• The problem:
Copy the data below exactly, omitting any picture it contains.

• Dataset records:
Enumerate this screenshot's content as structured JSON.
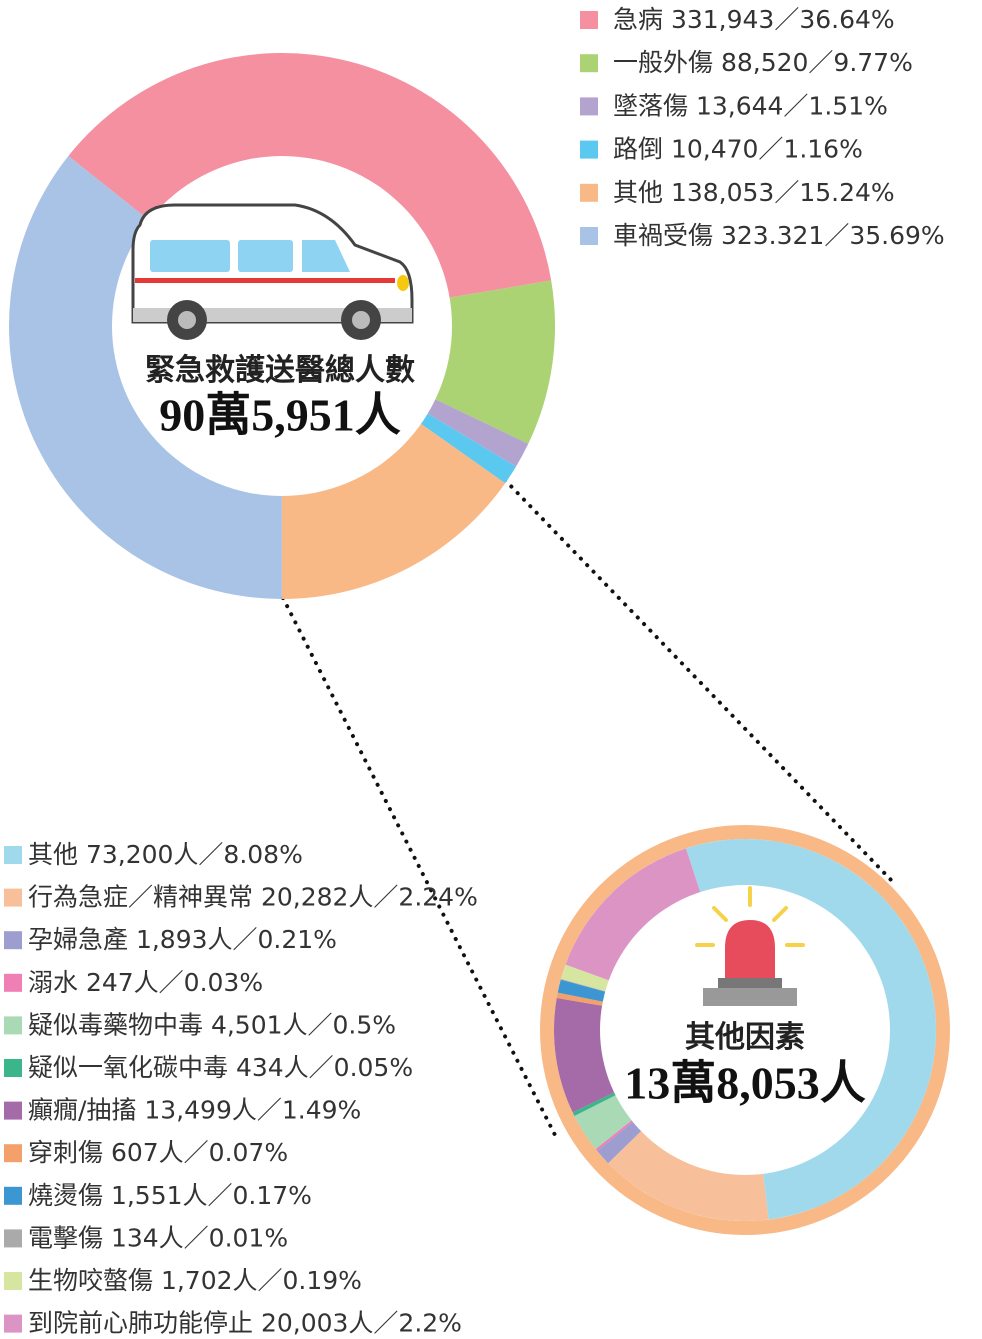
{
  "chart_data": [
    {
      "type": "donut",
      "title": "緊急救護送醫總人數",
      "total": "90萬5,951人",
      "categories": [
        "急病 331,943／36.64%",
        "一般外傷  88,520／9.77%",
        "墜落傷 13,644／1.51%",
        "路倒 10,470／1.16%",
        "其他 138,053／15.24%",
        "車禍受傷 323.321／35.69%"
      ],
      "values": [
        36.64,
        9.77,
        1.51,
        1.16,
        15.24,
        35.69
      ],
      "colors": [
        "#f4909f",
        "#abd373",
        "#b3a3cf",
        "#5bc8f0",
        "#f8b987",
        "#a9c3e6"
      ]
    },
    {
      "type": "donut",
      "title": "其他因素",
      "total": "13萬8,053人",
      "categories": [
        "其他 73,200人／8.08%",
        "行為急症／精神異常 20,282人／2.24%",
        "孕婦急產 1,893人／0.21%",
        "溺水 247人／0.03%",
        "疑似毒藥物中毒 4,501人／0.5%",
        "疑似一氧化碳中毒 434人／0.05%",
        "癲癇/抽搐 13,499人／1.49%",
        "穿刺傷 607人／0.07%",
        "燒燙傷 1,551人／0.17%",
        "電擊傷 134人／0.01%",
        "生物咬螫傷 1,702人／0.19%",
        "到院前心肺功能停止 20,003人／2.2%"
      ],
      "values": [
        8.08,
        2.24,
        0.21,
        0.03,
        0.5,
        0.05,
        1.49,
        0.07,
        0.17,
        0.01,
        0.19,
        2.2
      ],
      "colors": [
        "#a0d9ec",
        "#f8c09a",
        "#9d9dd0",
        "#ef7fb4",
        "#a9d9b5",
        "#3bb58a",
        "#a56aa8",
        "#f3a06b",
        "#3c96d2",
        "#aaaaaa",
        "#d6e5a0",
        "#dc94c5"
      ]
    }
  ]
}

• Full answer:
Enumerate this screenshot's content as structured JSON.
{
  "chart_data": [
    {
      "type": "donut",
      "title": "緊急救護送醫總人數",
      "total": "90萬5,951人",
      "categories": [
        "急病 331,943／36.64%",
        "一般外傷  88,520／9.77%",
        "墜落傷 13,644／1.51%",
        "路倒 10,470／1.16%",
        "其他 138,053／15.24%",
        "車禍受傷 323.321／35.69%"
      ],
      "values": [
        36.64,
        9.77,
        1.51,
        1.16,
        15.24,
        35.69
      ],
      "colors": [
        "#f4909f",
        "#abd373",
        "#b3a3cf",
        "#5bc8f0",
        "#f8b987",
        "#a9c3e6"
      ]
    },
    {
      "type": "donut",
      "title": "其他因素",
      "total": "13萬8,053人",
      "categories": [
        "其他 73,200人／8.08%",
        "行為急症／精神異常 20,282人／2.24%",
        "孕婦急產 1,893人／0.21%",
        "溺水 247人／0.03%",
        "疑似毒藥物中毒 4,501人／0.5%",
        "疑似一氧化碳中毒 434人／0.05%",
        "癲癇/抽搐 13,499人／1.49%",
        "穿刺傷 607人／0.07%",
        "燒燙傷 1,551人／0.17%",
        "電擊傷 134人／0.01%",
        "生物咬螫傷 1,702人／0.19%",
        "到院前心肺功能停止 20,003人／2.2%"
      ],
      "values": [
        8.08,
        2.24,
        0.21,
        0.03,
        0.5,
        0.05,
        1.49,
        0.07,
        0.17,
        0.01,
        0.19,
        2.2
      ],
      "colors": [
        "#a0d9ec",
        "#f8c09a",
        "#9d9dd0",
        "#ef7fb4",
        "#a9d9b5",
        "#3bb58a",
        "#a56aa8",
        "#f3a06b",
        "#3c96d2",
        "#aaaaaa",
        "#d6e5a0",
        "#dc94c5"
      ]
    }
  ]
}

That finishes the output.